>> Start

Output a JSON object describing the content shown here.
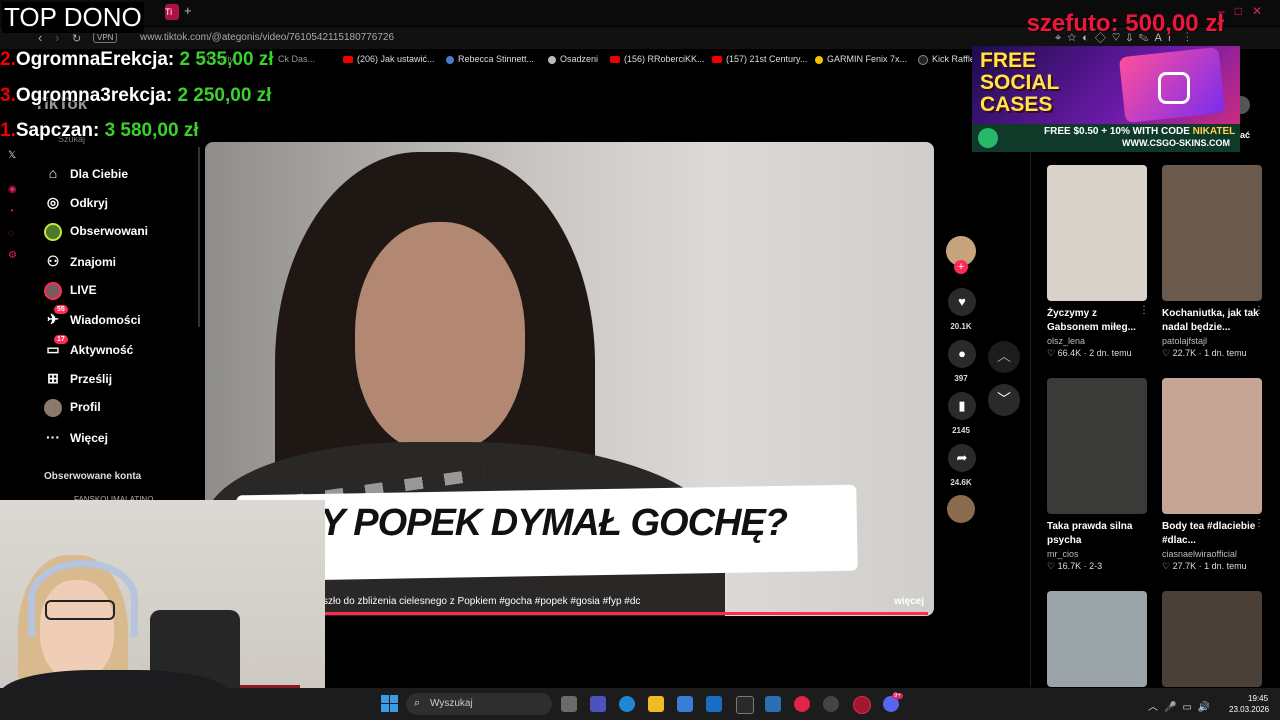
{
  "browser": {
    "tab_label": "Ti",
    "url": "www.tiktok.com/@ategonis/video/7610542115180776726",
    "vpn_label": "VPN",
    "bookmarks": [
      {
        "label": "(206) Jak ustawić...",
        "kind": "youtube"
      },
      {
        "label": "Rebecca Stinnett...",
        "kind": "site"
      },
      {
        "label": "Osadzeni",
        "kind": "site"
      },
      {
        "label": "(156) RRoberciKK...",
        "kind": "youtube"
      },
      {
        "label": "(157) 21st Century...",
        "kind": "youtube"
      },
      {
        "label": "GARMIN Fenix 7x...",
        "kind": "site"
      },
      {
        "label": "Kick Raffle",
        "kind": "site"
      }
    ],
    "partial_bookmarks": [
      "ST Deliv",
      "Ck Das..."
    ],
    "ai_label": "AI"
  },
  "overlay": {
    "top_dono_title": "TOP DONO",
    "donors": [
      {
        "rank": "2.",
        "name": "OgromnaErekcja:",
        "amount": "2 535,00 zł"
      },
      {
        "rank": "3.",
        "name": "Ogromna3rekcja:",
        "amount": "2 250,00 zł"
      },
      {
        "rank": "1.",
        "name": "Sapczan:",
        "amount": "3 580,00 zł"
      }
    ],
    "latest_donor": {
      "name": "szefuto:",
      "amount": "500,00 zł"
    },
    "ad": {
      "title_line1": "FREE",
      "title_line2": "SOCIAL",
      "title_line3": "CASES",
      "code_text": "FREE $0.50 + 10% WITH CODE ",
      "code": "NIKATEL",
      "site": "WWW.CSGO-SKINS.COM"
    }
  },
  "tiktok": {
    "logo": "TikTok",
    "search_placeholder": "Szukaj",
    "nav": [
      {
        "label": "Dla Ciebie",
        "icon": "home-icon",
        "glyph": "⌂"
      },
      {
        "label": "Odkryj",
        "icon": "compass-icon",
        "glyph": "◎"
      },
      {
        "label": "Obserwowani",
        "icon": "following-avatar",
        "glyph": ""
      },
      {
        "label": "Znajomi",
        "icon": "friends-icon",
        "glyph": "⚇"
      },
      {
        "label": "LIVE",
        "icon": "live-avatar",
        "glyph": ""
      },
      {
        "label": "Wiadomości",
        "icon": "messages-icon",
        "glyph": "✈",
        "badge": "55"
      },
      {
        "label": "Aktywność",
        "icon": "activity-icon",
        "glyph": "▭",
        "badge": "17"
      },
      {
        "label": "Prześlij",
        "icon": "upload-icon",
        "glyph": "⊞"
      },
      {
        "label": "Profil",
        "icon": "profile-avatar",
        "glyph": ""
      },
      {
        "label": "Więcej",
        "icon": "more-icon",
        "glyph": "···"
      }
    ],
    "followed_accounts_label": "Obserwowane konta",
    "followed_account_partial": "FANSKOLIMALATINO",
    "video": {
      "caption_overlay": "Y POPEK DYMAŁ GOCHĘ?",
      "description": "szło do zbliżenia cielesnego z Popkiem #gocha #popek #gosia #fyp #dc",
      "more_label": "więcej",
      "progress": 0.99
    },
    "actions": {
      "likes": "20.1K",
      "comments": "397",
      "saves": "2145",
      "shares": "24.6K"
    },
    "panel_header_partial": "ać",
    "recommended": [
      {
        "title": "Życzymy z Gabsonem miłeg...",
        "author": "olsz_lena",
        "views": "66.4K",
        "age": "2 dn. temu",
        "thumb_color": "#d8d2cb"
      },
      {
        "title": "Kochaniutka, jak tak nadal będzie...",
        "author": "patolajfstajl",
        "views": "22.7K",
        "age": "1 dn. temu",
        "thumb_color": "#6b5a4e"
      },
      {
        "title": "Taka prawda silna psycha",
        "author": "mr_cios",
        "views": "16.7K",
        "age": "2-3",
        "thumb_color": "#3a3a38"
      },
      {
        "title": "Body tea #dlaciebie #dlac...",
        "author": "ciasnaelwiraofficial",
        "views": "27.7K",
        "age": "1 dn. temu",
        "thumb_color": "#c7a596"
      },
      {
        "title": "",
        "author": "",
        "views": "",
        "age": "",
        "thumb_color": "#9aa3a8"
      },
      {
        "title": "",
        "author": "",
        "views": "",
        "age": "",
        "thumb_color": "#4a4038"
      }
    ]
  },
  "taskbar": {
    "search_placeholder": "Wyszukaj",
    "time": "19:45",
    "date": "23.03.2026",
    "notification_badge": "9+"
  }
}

>> End
>> Start

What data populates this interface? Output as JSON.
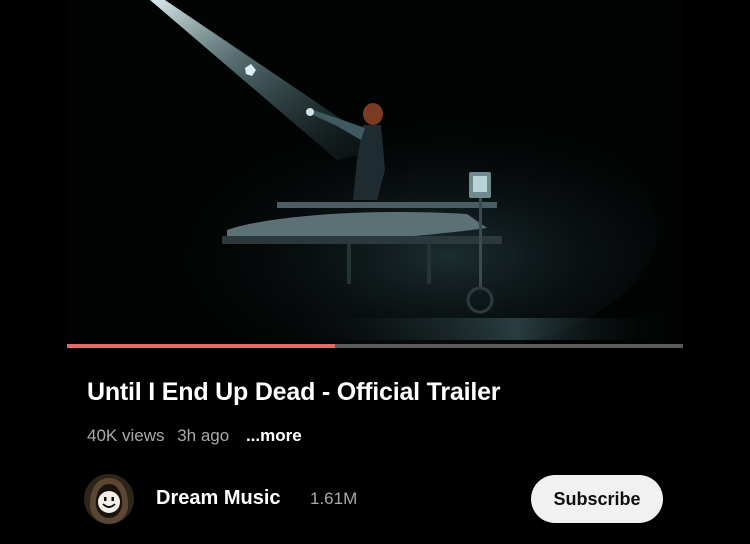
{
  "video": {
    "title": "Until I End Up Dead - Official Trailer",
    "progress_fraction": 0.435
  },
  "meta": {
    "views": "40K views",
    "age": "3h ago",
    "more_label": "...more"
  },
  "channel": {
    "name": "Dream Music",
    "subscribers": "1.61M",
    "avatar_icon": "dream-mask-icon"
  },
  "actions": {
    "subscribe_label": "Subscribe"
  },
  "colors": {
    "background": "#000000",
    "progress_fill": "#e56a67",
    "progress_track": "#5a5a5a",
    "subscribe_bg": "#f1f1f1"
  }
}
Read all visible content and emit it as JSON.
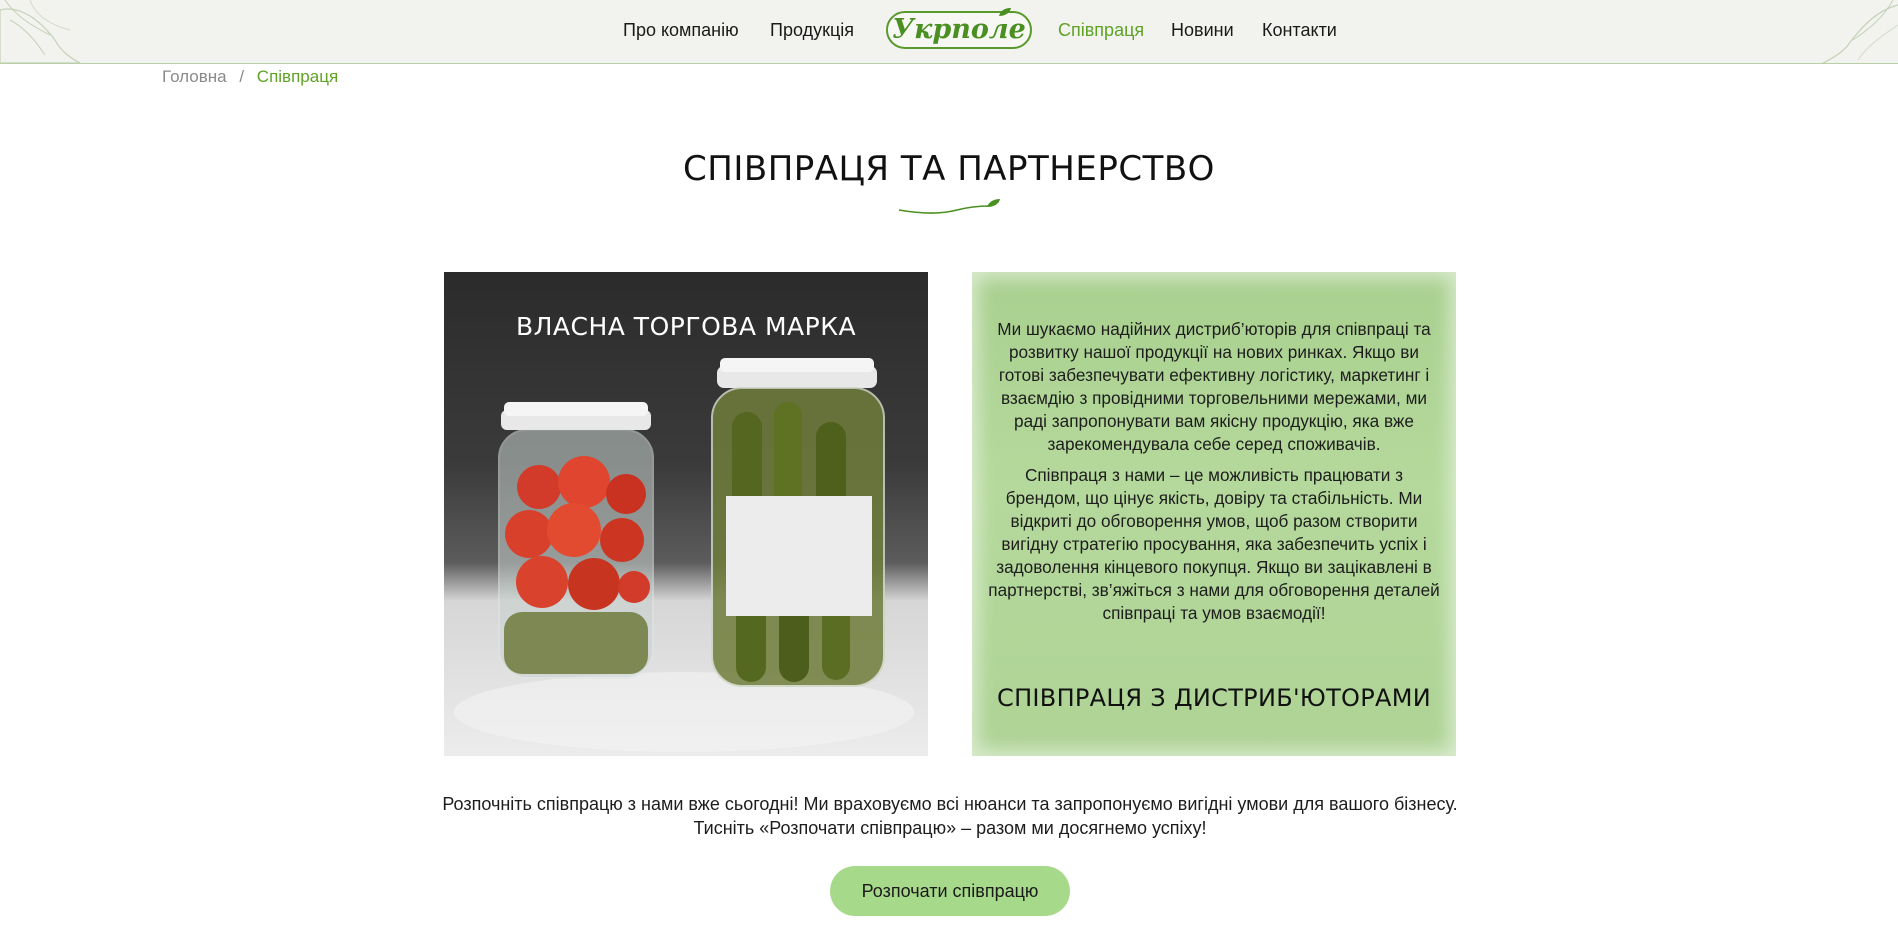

>> End

Task requirements ▸
Go to the line that contains "What data populates" and copy from there down to the line that contains "Read all visible content and emit it as JSON.", with both lines included. Pass over the pictures.

Task solution ▸
What data populates this interface? Output as JSON.
{
  "video": {
    "title": "Until I End Up Dead - Official Trailer",
    "progress_fraction": 0.435
  },
  "meta": {
    "views": "40K views",
    "age": "3h ago",
    "more_label": "...more"
  },
  "channel": {
    "name": "Dream Music",
    "subscribers": "1.61M",
    "avatar_icon": "dream-mask-icon"
  },
  "actions": {
    "subscribe_label": "Subscribe"
  },
  "colors": {
    "background": "#000000",
    "progress_fill": "#e56a67",
    "progress_track": "#5a5a5a",
    "subscribe_bg": "#f1f1f1"
  }
}
Read all visible content and emit it as JSON.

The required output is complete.